REQUIREMENT
Print out every line, exactly as written.

• • • •

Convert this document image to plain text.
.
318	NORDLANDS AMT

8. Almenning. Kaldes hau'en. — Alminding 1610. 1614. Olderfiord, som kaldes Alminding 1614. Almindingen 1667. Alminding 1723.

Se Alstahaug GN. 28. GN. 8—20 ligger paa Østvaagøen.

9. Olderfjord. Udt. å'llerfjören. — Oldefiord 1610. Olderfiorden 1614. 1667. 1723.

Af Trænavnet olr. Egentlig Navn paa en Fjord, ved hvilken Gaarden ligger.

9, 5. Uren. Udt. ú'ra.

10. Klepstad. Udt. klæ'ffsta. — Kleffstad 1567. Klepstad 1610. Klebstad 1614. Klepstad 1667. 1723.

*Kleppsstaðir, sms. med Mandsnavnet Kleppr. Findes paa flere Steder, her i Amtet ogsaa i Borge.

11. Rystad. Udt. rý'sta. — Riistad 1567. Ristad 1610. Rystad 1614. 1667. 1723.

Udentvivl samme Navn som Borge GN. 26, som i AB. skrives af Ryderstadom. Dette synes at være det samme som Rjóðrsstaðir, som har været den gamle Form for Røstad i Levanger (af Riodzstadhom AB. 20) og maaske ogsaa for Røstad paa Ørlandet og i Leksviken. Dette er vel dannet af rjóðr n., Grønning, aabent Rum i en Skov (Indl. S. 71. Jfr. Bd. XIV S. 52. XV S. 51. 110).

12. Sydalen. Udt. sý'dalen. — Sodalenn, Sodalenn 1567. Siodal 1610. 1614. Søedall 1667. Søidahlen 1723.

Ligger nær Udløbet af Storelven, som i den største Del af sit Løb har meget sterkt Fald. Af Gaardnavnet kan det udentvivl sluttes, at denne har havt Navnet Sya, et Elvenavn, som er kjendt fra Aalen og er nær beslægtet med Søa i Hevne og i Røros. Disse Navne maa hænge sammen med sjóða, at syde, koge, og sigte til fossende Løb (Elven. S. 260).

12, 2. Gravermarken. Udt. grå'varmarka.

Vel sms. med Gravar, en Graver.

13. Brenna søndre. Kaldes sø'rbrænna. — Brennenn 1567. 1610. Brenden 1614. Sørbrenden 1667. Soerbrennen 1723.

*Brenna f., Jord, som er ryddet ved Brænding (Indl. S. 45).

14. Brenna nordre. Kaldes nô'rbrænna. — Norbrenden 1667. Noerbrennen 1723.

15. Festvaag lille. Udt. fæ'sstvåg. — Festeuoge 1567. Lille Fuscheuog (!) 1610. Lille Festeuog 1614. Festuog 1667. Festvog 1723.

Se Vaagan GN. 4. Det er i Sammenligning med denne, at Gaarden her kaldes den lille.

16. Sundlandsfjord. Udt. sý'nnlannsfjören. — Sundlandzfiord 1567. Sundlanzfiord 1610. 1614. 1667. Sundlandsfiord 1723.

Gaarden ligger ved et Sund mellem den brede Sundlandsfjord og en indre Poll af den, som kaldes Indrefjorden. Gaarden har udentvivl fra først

• • • •

ANSWER BELOW
Convert this document image to plain text.
.
318	NORDLANDS AMT

8. Almenning. Kaldes hau'en. — Alminding 1610. 1614. Olderfiord, som kaldes Alminding 1614. Almindingen 1667. Alminding 1723.

Se Alstahaug GN. 28. GN. 8—20 ligger paa Østvaagøen.

9. Olderfjord. Udt. å'llerfjören. — Oldefiord 1610. Olderfiorden 1614. 1667. 1723.

Af Trænavnet olr. Egentlig Navn paa en Fjord, ved hvilken Gaarden ligger.

9, 5. Uren. Udt. ú'ra.

10. Klepstad. Udt. klæ'ffsta. — Kleffstad 1567. Klepstad 1610. Klebstad 1614. Klepstad 1667. 1723.

*Kleppsstaðir, sms. med Mandsnavnet Kleppr. Findes paa flere Steder, her i Amtet ogsaa i Borge.

11. Rystad. Udt. rý'sta. — Riistad 1567. Ristad 1610. Rystad 1614. 1667. 1723.

Udentvivl samme Navn som Borge GN. 26, som i AB. skrives af Ryderstadom. Dette synes at være det samme som Rjóðrsstaðir, som har været den gamle Form for Røstad i Levanger (af Riodzstadhom AB. 20) og maaske ogsaa for Røstad paa Ørlandet og i Leksviken. Dette er vel dannet af rjóðr n., Grønning, aabent Rum i en Skov (Indl. S. 71. Jfr. Bd. XIV S. 52. XV S. 51. 110).

12. Sydalen. Udt. sý'dalen. — Sodalenn, Sodalenn 1567. Siodal 1610. 1614. Søedall 1667. Søidahlen 1723.

Ligger nær Udløbet af Storelven, som i den største Del af sit Løb har meget sterkt Fald. Af Gaardnavnet kan det udentvivl sluttes, at denne har havt Navnet Sya, et Elvenavn, som er kjendt fra Aalen og er nær beslægtet med Søa i Hevne og i Røros. Disse Navne maa hænge sammen med sjóða, at syde, koge, og sigte til fossende Løb (Elven. S. 260).

12, 2. Gravermarken. Udt. grå'varmarka.

Vel sms. med Gravar, en Graver.

13. Brenna søndre. Kaldes sø'rbrænna. — Brennenn 1567. 1610. Brenden 1614. Sørbrenden 1667. Soerbrennen 1723.

*Brenna f., Jord, som er ryddet ved Brænding (Indl. S. 45).

14. Brenna nordre. Kaldes nô'rbrænna. — Norbrenden 1667. Noerbrennen 1723.

15. Festvaag lille. Udt. fæ'sstvåg. — Festeuoge 1567. Lille Fuscheuog (!) 1610. Lille Festeuog 1614. Festuog 1667. Festvog 1723.

Se Vaagan GN. 4. Det er i Sammenligning med denne, at Gaarden her kaldes den lille.

16. Sundlandsfjord. Udt. sý'nnlannsfjören. — Sundlandzfiord 1567. Sundlanzfiord 1610. 1614. 1667. Sundlandsfiord 1723.

Gaarden ligger ved et Sund mellem den brede Sundlandsfjord og en indre Poll af den, som kaldes Indrefjorden. Gaarden har udentvivl fra først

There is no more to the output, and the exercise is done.